| Stated problem |
Repeat each record below exactly, dropping the pictures.

(Recorded data)
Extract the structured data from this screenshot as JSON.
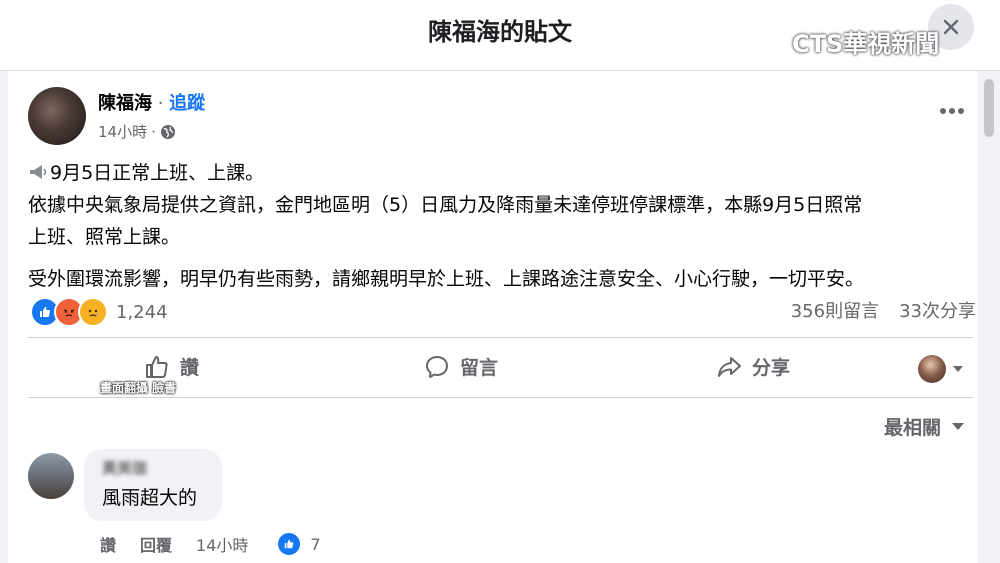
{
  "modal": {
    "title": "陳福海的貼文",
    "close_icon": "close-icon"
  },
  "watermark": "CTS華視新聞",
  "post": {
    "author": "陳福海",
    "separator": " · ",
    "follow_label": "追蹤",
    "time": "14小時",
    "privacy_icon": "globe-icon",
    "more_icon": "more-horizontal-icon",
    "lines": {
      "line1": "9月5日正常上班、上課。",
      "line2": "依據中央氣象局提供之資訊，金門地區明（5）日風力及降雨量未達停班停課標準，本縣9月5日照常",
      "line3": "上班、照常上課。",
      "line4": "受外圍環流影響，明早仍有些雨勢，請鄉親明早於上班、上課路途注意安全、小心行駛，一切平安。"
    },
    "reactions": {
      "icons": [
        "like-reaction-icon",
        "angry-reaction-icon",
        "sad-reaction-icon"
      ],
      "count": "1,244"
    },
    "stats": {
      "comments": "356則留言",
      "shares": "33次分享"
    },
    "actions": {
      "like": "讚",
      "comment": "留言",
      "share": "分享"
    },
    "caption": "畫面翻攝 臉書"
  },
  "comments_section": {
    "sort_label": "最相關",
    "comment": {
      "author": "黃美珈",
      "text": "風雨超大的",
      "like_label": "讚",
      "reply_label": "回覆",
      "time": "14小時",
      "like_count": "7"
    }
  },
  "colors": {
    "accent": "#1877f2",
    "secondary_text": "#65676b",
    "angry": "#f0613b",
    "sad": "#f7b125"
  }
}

| Written answer |
Extract the structured data from this screenshot as JSON.
{
  "modal": {
    "title": "陳福海的貼文",
    "close_icon": "close-icon"
  },
  "watermark": "CTS華視新聞",
  "post": {
    "author": "陳福海",
    "separator": " · ",
    "follow_label": "追蹤",
    "time": "14小時",
    "privacy_icon": "globe-icon",
    "more_icon": "more-horizontal-icon",
    "lines": {
      "line1": "9月5日正常上班、上課。",
      "line2": "依據中央氣象局提供之資訊，金門地區明（5）日風力及降雨量未達停班停課標準，本縣9月5日照常",
      "line3": "上班、照常上課。",
      "line4": "受外圍環流影響，明早仍有些雨勢，請鄉親明早於上班、上課路途注意安全、小心行駛，一切平安。"
    },
    "reactions": {
      "icons": [
        "like-reaction-icon",
        "angry-reaction-icon",
        "sad-reaction-icon"
      ],
      "count": "1,244"
    },
    "stats": {
      "comments": "356則留言",
      "shares": "33次分享"
    },
    "actions": {
      "like": "讚",
      "comment": "留言",
      "share": "分享"
    },
    "caption": "畫面翻攝 臉書"
  },
  "comments_section": {
    "sort_label": "最相關",
    "comment": {
      "author": "黃美珈",
      "text": "風雨超大的",
      "like_label": "讚",
      "reply_label": "回覆",
      "time": "14小時",
      "like_count": "7"
    }
  },
  "colors": {
    "accent": "#1877f2",
    "secondary_text": "#65676b",
    "angry": "#f0613b",
    "sad": "#f7b125"
  }
}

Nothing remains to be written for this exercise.